EXERCISE PROMPT |
Rewrite the records below as a Markdown table with the columns "No." and "Entry": one numbered row per line, skipping blank lines and leaving out the pictures.

EXTRACTED ENTRIES |
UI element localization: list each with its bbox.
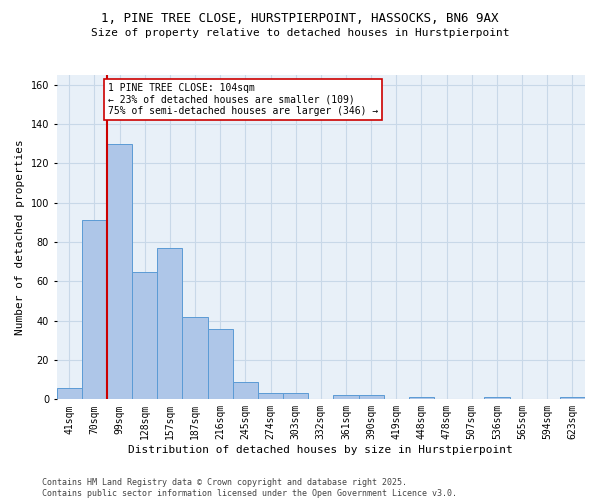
Bar [208, 328, 233, 400]
Bar [560, 398, 585, 400]
Text: 1 PINE TREE CLOSE: 104sqm
← 23% of detached houses are smaller (109)
75% of semi: 1 PINE TREE CLOSE: 104sqm ← 23% of detac… [108, 83, 379, 116]
Bar [258, 394, 283, 400]
Bar [484, 398, 509, 400]
Text: Contains HM Land Registry data © Crown copyright and database right 2025.
Contai: Contains HM Land Registry data © Crown c… [42, 478, 457, 498]
Y-axis label: Number of detached properties: Number of detached properties [15, 140, 25, 335]
Bar [409, 398, 434, 400]
Bar [82, 220, 107, 400]
Text: 1, PINE TREE CLOSE, HURSTPIERPOINT, HASSOCKS, BN6 9AX: 1, PINE TREE CLOSE, HURSTPIERPOINT, HASS… [101, 12, 499, 26]
Text: Size of property relative to detached houses in Hurstpierpoint: Size of property relative to detached ho… [91, 28, 509, 38]
Bar [56, 388, 82, 400]
Bar [182, 317, 208, 400]
Bar [107, 144, 132, 400]
Bar [359, 396, 384, 400]
Bar [334, 396, 359, 400]
Bar [233, 382, 258, 400]
Bar [283, 394, 308, 400]
Bar [132, 272, 157, 400]
Bar [157, 248, 182, 400]
X-axis label: Distribution of detached houses by size in Hurstpierpoint: Distribution of detached houses by size … [128, 445, 513, 455]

CORRECT RESPONSE |
| No. | Entry |
|---|---|
| 1 | UI element localization: list each with its bbox. |
| 2 | Bar [208, 328, 233, 400] |
| 3 | Bar [560, 398, 585, 400] |
| 4 | Text: 1 PINE TREE CLOSE: 104sqm |
| 5 | ← 23% of detached houses are smaller (109) |
| 6 | 75% of semi: 1 PINE TREE CLOSE: 104sqm ← 23% of detac… [108, 83, 379, 116] |
| 7 | Bar [258, 394, 283, 400] |
| 8 | Bar [484, 398, 509, 400] |
| 9 | Text: Contains HM Land Registry data © Crown copyright and database right 2025. |
| 10 | Contai: Contains HM Land Registry data © Crown c… [42, 478, 457, 498] |
| 11 | Y-axis label: Number of detached properties: Number of detached properties [15, 140, 25, 335] |
| 12 | Bar [409, 398, 434, 400] |
| 13 | Bar [82, 220, 107, 400] |
| 14 | Text: 1, PINE TREE CLOSE, HURSTPIERPOINT, HASSOCKS, BN6 9AX: 1, PINE TREE CLOSE, HURSTPIERPOINT, HASS… [101, 12, 499, 26] |
| 15 | Text: Size of property relative to detached houses in Hurstpierpoint: Size of property relative to detached ho… [91, 28, 509, 38] |
| 16 | Bar [56, 388, 82, 400] |
| 17 | Bar [182, 317, 208, 400] |
| 18 | Bar [107, 144, 132, 400] |
| 19 | Bar [359, 396, 384, 400] |
| 20 | Bar [334, 396, 359, 400] |
| 21 | Bar [233, 382, 258, 400] |
| 22 | Bar [283, 394, 308, 400] |
| 23 | Bar [132, 272, 157, 400] |
| 24 | Bar [157, 248, 182, 400] |
| 25 | X-axis label: Distribution of detached houses by size in Hurstpierpoint: Distribution of detached houses by size … [128, 445, 513, 455] |